WORK REQUIRED: Send back the records in full, character for character.

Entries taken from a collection
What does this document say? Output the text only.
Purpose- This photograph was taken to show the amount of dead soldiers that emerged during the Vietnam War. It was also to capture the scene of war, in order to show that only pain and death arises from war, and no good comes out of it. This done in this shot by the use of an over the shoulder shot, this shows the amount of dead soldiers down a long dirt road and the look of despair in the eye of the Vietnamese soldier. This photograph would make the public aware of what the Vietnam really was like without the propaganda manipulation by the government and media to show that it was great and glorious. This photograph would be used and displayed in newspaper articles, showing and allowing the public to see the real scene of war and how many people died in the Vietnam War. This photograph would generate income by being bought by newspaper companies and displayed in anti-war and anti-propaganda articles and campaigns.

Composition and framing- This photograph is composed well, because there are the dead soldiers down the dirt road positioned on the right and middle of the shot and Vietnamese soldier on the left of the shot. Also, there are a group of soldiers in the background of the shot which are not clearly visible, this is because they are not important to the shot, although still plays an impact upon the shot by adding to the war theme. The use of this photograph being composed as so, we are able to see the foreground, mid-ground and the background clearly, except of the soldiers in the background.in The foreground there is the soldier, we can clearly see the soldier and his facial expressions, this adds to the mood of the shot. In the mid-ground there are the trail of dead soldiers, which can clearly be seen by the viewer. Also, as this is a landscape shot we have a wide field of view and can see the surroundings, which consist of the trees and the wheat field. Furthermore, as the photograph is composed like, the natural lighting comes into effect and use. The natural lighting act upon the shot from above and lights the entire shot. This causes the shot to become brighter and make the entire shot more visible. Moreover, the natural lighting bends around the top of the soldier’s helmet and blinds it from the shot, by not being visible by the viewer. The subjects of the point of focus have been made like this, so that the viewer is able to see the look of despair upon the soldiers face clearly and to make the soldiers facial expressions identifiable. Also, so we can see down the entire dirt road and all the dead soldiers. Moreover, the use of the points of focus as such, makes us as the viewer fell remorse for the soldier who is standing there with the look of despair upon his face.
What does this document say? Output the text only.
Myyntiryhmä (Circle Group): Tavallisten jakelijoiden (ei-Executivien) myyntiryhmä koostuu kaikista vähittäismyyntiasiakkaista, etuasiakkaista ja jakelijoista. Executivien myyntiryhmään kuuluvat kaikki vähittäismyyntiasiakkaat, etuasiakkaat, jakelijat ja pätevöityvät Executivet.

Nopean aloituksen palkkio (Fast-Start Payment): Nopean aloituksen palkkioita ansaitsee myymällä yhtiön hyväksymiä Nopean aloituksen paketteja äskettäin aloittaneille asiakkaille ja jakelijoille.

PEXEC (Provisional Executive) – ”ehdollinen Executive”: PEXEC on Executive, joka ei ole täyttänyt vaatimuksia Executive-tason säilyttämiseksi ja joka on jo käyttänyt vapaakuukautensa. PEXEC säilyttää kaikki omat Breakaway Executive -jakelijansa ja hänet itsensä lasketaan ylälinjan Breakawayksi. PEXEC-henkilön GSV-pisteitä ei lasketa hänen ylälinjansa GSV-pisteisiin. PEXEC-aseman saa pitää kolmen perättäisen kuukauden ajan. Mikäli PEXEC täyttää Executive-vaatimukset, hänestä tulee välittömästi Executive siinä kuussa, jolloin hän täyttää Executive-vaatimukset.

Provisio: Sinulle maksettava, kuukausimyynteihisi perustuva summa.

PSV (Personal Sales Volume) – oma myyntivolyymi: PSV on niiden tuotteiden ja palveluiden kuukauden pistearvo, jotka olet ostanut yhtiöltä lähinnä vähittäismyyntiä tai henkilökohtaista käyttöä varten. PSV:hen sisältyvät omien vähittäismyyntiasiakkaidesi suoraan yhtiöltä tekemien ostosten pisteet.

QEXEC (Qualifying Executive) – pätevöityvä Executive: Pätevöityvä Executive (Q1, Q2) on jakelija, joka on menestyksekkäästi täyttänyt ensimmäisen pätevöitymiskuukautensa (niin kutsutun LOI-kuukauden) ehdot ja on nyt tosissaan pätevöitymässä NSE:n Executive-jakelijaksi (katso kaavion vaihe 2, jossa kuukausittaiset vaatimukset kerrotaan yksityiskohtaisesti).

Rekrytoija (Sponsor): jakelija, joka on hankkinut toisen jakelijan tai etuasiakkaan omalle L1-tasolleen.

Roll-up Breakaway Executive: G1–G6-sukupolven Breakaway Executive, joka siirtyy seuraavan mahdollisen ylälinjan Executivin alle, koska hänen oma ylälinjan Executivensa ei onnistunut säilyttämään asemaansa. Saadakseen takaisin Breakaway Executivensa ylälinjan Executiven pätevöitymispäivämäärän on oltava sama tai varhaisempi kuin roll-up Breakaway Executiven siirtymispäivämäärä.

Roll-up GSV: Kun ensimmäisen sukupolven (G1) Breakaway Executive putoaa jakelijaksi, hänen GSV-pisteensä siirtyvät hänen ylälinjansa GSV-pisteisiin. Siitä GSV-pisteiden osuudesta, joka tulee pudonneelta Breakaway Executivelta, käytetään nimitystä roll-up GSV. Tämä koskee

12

EXERCISE ANSWER:
What does this document say? Output the text only.
Purpose- This photograph was taken to show the amount of dead soldiers that emerged during the Vietnam War. It was also to capture the scene of war, in order to show that only pain and death arises from war, and no good comes out of it. This done in this shot by the use of an over the shoulder shot, this shows the amount of dead soldiers down a long dirt road and the look of despair in the eye of the Vietnamese soldier. This photograph would make the public aware of what the Vietnam really was like without the propaganda manipulation by the government and media to show that it was great and glorious. This photograph would be used and displayed in newspaper articles, showing and allowing the public to see the real scene of war and how many people died in the Vietnam War. This photograph would generate income by being bought by newspaper companies and displayed in anti-war and anti-propaganda articles and campaigns.

Composition and framing- This photograph is composed well, because there are the dead soldiers down the dirt road positioned on the right and middle of the shot and Vietnamese soldier on the left of the shot. Also, there are a group of soldiers in the background of the shot which are not clearly visible, this is because they are not important to the shot, although still plays an impact upon the shot by adding to the war theme. The use of this photograph being composed as so, we are able to see the foreground, mid-ground and the background clearly, except of the soldiers in the background.in The foreground there is the soldier, we can clearly see the soldier and his facial expressions, this adds to the mood of the shot. In the mid-ground there are the trail of dead soldiers, which can clearly be seen by the viewer. Also, as this is a landscape shot we have a wide field of view and can see the surroundings, which consist of the trees and the wheat field. Furthermore, as the photograph is composed like, the natural lighting comes into effect and use. The natural lighting act upon the shot from above and lights the entire shot. This causes the shot to become brighter and make the entire shot more visible. Moreover, the natural lighting bends around the top of the soldier’s helmet and blinds it from the shot, by not being visible by the viewer. The subjects of the point of focus have been made like this, so that the viewer is able to see the look of despair upon the soldiers face clearly and to make the soldiers facial expressions identifiable. Also, so we can see down the entire dirt road and all the dead soldiers. Moreover, the use of the points of focus as such, makes us as the viewer fell remorse for the soldier who is standing there with the look of despair upon his face.
What does this document say? Output the text only.
Myyntiryhmä (Circle Group): Tavallisten jakelijoiden (ei-Executivien) myyntiryhmä koostuu kaikista vähittäismyyntiasiakkaista, etuasiakkaista ja jakelijoista. Executivien myyntiryhmään kuuluvat kaikki vähittäismyyntiasiakkaat, etuasiakkaat, jakelijat ja pätevöityvät Executivet.

Nopean aloituksen palkkio (Fast-Start Payment): Nopean aloituksen palkkioita ansaitsee myymällä yhtiön hyväksymiä Nopean aloituksen paketteja äskettäin aloittaneille asiakkaille ja jakelijoille.

PEXEC (Provisional Executive) – ”ehdollinen Executive”: PEXEC on Executive, joka ei ole täyttänyt vaatimuksia Executive-tason säilyttämiseksi ja joka on jo käyttänyt vapaakuukautensa. PEXEC säilyttää kaikki omat Breakaway Executive -jakelijansa ja hänet itsensä lasketaan ylälinjan Breakawayksi. PEXEC-henkilön GSV-pisteitä ei lasketa hänen ylälinjansa GSV-pisteisiin. PEXEC-aseman saa pitää kolmen perättäisen kuukauden ajan. Mikäli PEXEC täyttää Executive-vaatimukset, hänestä tulee välittömästi Executive siinä kuussa, jolloin hän täyttää Executive-vaatimukset.

Provisio: Sinulle maksettava, kuukausimyynteihisi perustuva summa.

PSV (Personal Sales Volume) – oma myyntivolyymi: PSV on niiden tuotteiden ja palveluiden kuukauden pistearvo, jotka olet ostanut yhtiöltä lähinnä vähittäismyyntiä tai henkilökohtaista käyttöä varten. PSV:hen sisältyvät omien vähittäismyyntiasiakkaidesi suoraan yhtiöltä tekemien ostosten pisteet.

QEXEC (Qualifying Executive) – pätevöityvä Executive: Pätevöityvä Executive (Q1, Q2) on jakelija, joka on menestyksekkäästi täyttänyt ensimmäisen pätevöitymiskuukautensa (niin kutsutun LOI-kuukauden) ehdot ja on nyt tosissaan pätevöitymässä NSE:n Executive-jakelijaksi (katso kaavion vaihe 2, jossa kuukausittaiset vaatimukset kerrotaan yksityiskohtaisesti).

Rekrytoija (Sponsor): jakelija, joka on hankkinut toisen jakelijan tai etuasiakkaan omalle L1-tasolleen.

Roll-up Breakaway Executive: G1–G6-sukupolven Breakaway Executive, joka siirtyy seuraavan mahdollisen ylälinjan Executivin alle, koska hänen oma ylälinjan Executivensa ei onnistunut säilyttämään asemaansa. Saadakseen takaisin Breakaway Executivensa ylälinjan Executiven pätevöitymispäivämäärän on oltava sama tai varhaisempi kuin roll-up Breakaway Executiven siirtymispäivämäärä.

Roll-up GSV: Kun ensimmäisen sukupolven (G1) Breakaway Executive putoaa jakelijaksi, hänen GSV-pisteensä siirtyvät hänen ylälinjansa GSV-pisteisiin. Siitä GSV-pisteiden osuudesta, joka tulee pudonneelta Breakaway Executivelta, käytetään nimitystä roll-up GSV. Tämä koskee

12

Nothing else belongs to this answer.